◆ GIVEN TASK ◆
Pictures do not belong in the copy; quote every entry below exactly.

-.-.-

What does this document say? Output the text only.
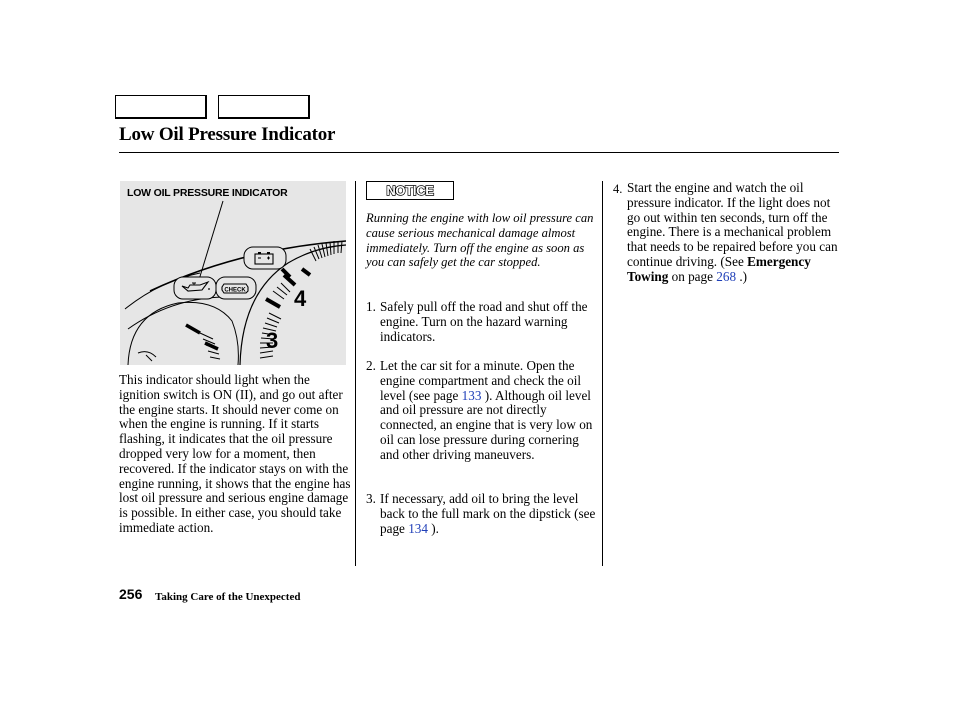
Low Oil Pressure Indicator
CHECK 4
3
LOW OIL PRESSURE INDICATOR

This indicator should light when the ignition switch is ON (II), and go out after the engine starts. It should never come on when the engine is running. If it starts flashing, it indicates that the oil pressure dropped very low for a moment, then recovered. If the indicator stays on with the engine running, it shows that the engine has lost oil pressure and serious engine damage is possible. In either case, you should take immediate action.

NOTICE

Running the engine with low oil pressure can cause serious mechanical damage almost immediately. Turn off the engine as soon as you can safely get the car stopped.

1. Safely pull off the road and shut off the engine. Turn on the hazard warning indicators.
2. Let the car sit for a minute. Open the engine compartment and check the oil level (see page 133 ). Although oil level and oil pressure are not directly connected, an engine that is very low on oil can lose pressure during cornering and other driving maneuvers.
3. If necessary, add oil to bring the level back to the full mark on the dipstick (see page 134 ).
4. Start the engine and watch the oil pressure indicator. If the light does not go out within ten seconds, turn off the engine. There is a mechanical problem that needs to be repaired before you can continue driving. (See Emergency Towing on page 268 .)
256 Taking Care of the Unexpected
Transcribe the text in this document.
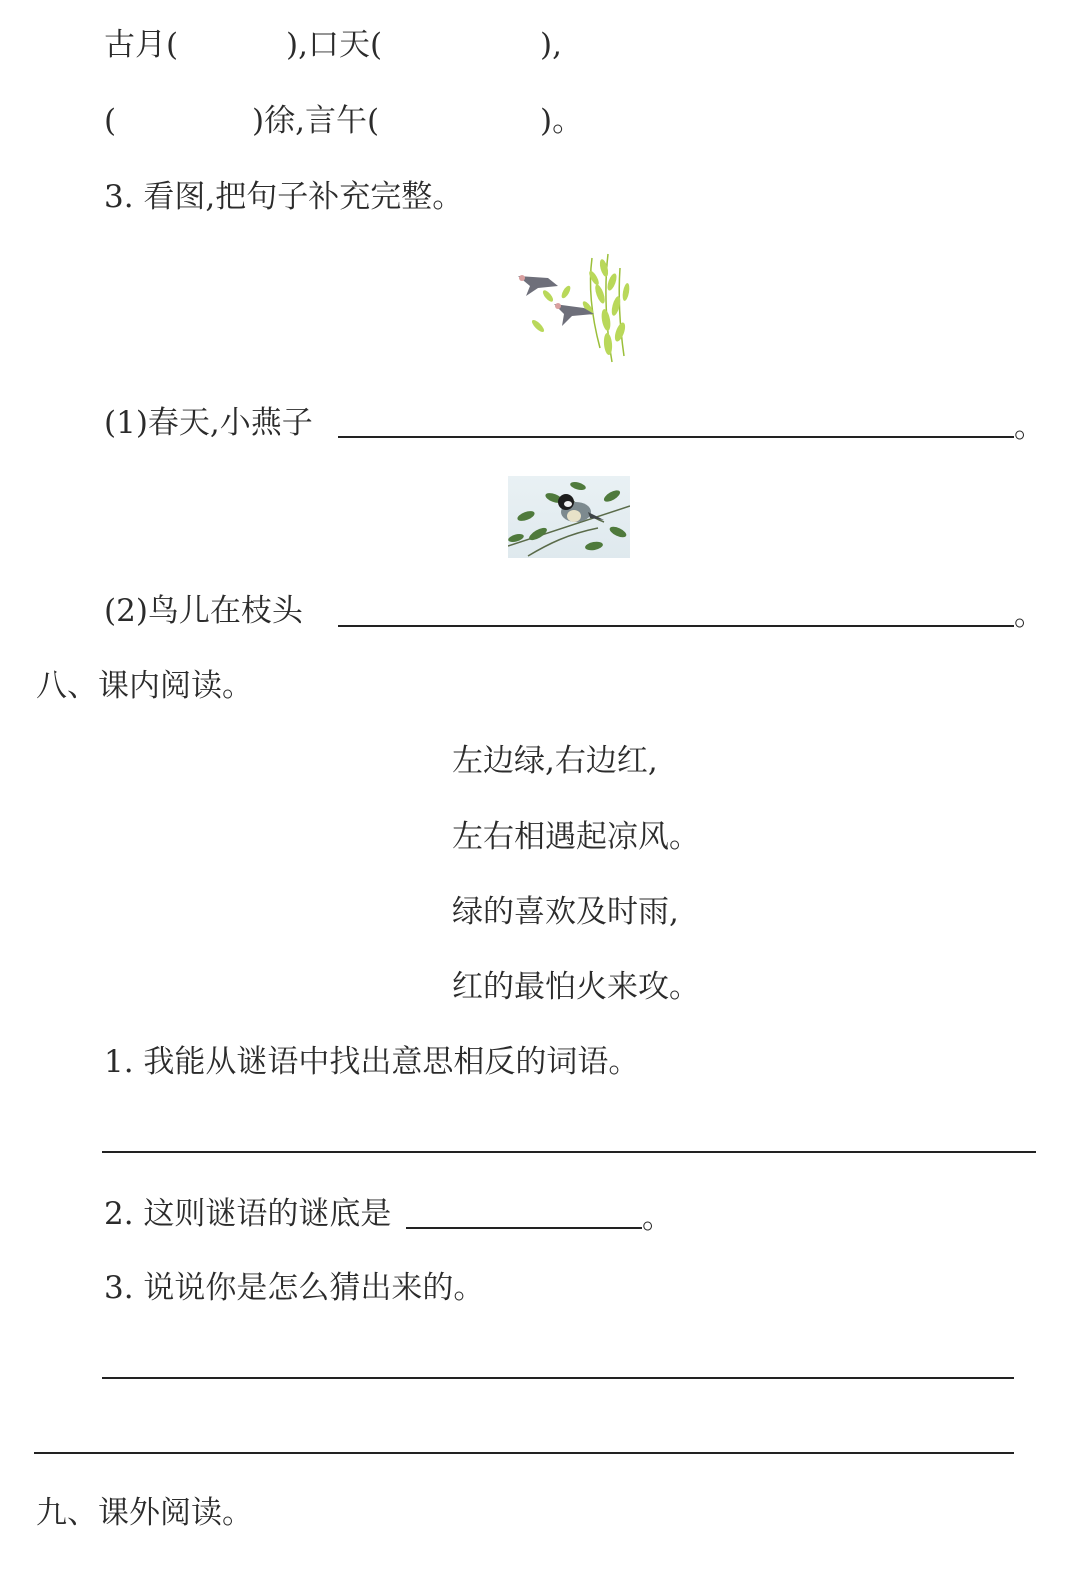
古月(	),口天(	),
(	)徐,言午(	)。
3. 看图,把句子补充完整。
(1)春天,小燕子	。
(2)鸟儿在枝头	。
八、课内阅读。
左边绿,右边红,
左右相遇起凉风。
绿的喜欢及时雨,
红的最怕火来攻。
1. 我能从谜语中找出意思相反的词语。
2. 这则谜语的谜底是	。
3. 说说你是怎么猜出来的。
九、课外阅读。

-.-.-

◆ WRITTEN RESPONSE ◆
What does this document say? Output the text only.
Low Oil Pressure Indicator
CHECK 4
3
LOW OIL PRESSURE INDICATOR

This indicator should light when the ignition switch is ON (II), and go out after the engine starts. It should never come on when the engine is running. If it starts flashing, it indicates that the oil pressure dropped very low for a moment, then recovered. If the indicator stays on with the engine running, it shows that the engine has lost oil pressure and serious engine damage is possible. In either case, you should take immediate action.

NOTICE

Running the engine with low oil pressure can cause serious mechanical damage almost immediately. Turn off the engine as soon as you can safely get the car stopped.

1. Safely pull off the road and shut off the engine. Turn on the hazard warning indicators.
2. Let the car sit for a minute. Open the engine compartment and check the oil level (see page 133 ). Although oil level and oil pressure are not directly connected, an engine that is very low on oil can lose pressure during cornering and other driving maneuvers.
3. If necessary, add oil to bring the level back to the full mark on the dipstick (see page 134 ).
4. Start the engine and watch the oil pressure indicator. If the light does not go out within ten seconds, turn off the engine. There is a mechanical problem that needs to be repaired before you can continue driving. (See Emergency Towing on page 268 .)
256 Taking Care of the Unexpected
Transcribe the text in this document.
古月(	),口天(	),
(	)徐,言午(	)。
3. 看图,把句子补充完整。
(1)春天,小燕子	。
(2)鸟儿在枝头	。
八、课内阅读。
左边绿,右边红,
左右相遇起凉风。
绿的喜欢及时雨,
红的最怕火来攻。
1. 我能从谜语中找出意思相反的词语。
2. 这则谜语的谜底是	。
3. 说说你是怎么猜出来的。
九、课外阅读。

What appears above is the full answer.